━━━ DATASET CONTENT ━━━

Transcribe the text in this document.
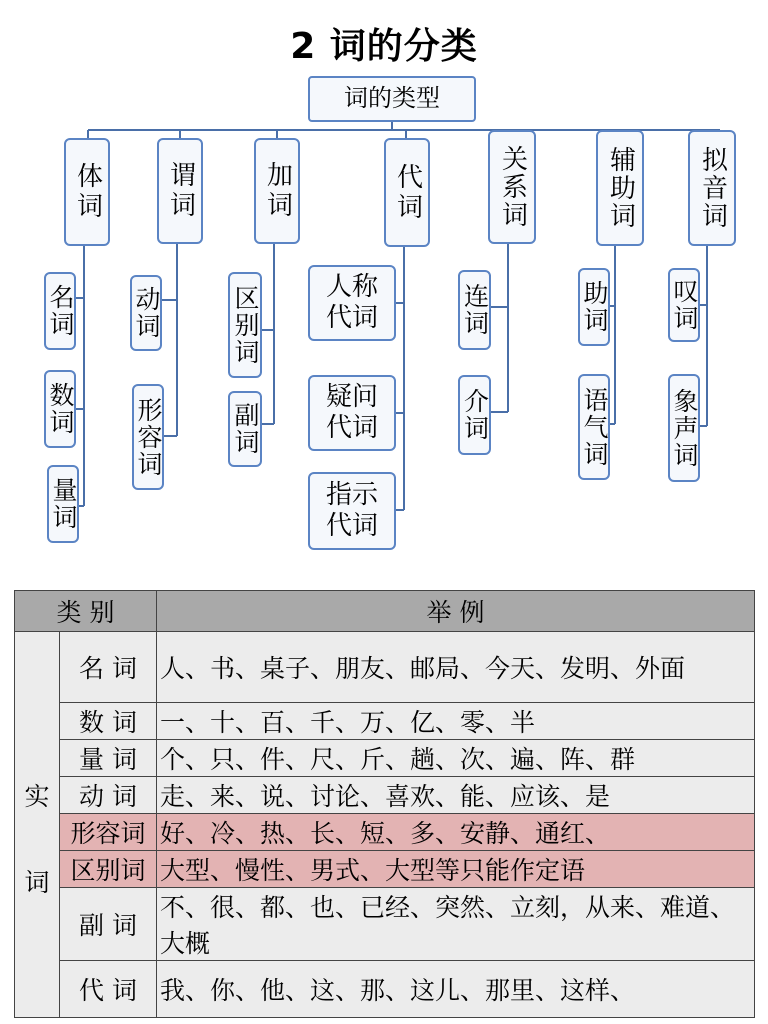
2 词的分类
词的类型
体词	谓词	加词	代词	关系词	辅助词	拟音词
名词
数词
量词
动词
形容词
区别词
副词
人称代词
疑问代词
指示代词
连词
介词
助词
语气词
叹词
象声词
类 别		举 例

实
词	名 词	人、书、桌子、朋友、邮局、今天、发明、外面
	数 词	一、十、百、千、万、亿、零、半
	量 词	个、只、件、尺、斤、趟、次、遍、阵、群
	动 词	走、来、说、讨论、喜欢、能、应该、是
	形容词	好、冷、热、长、短、多、安静、通红、
	区别词	大型、慢性、男式、大型等只能作定语
	副 词	不、很、都、也、已经、突然、立刻，从来、难道、大概
	代 词	我、你、他、这、那、这儿、那里、这样、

━━━

:: STATED GOAL ::
Copy out each line exactly, without the pictures.

:: ANSWER ::
Transcribe the text in this document.
2 词的分类
词的类型
体词	谓词	加词	代词	关系词	辅助词	拟音词
名词
数词
量词
动词
形容词
区别词
副词
人称代词
疑问代词
指示代词
连词
介词
助词
语气词
叹词
象声词
类 别		举 例

实
词	名 词	人、书、桌子、朋友、邮局、今天、发明、外面
	数 词	一、十、百、千、万、亿、零、半
	量 词	个、只、件、尺、斤、趟、次、遍、阵、群
	动 词	走、来、说、讨论、喜欢、能、应该、是
	形容词	好、冷、热、长、短、多、安静、通红、
	区别词	大型、慢性、男式、大型等只能作定语
	副 词	不、很、都、也、已经、突然、立刻，从来、难道、大概
	代 词	我、你、他、这、那、这儿、那里、这样、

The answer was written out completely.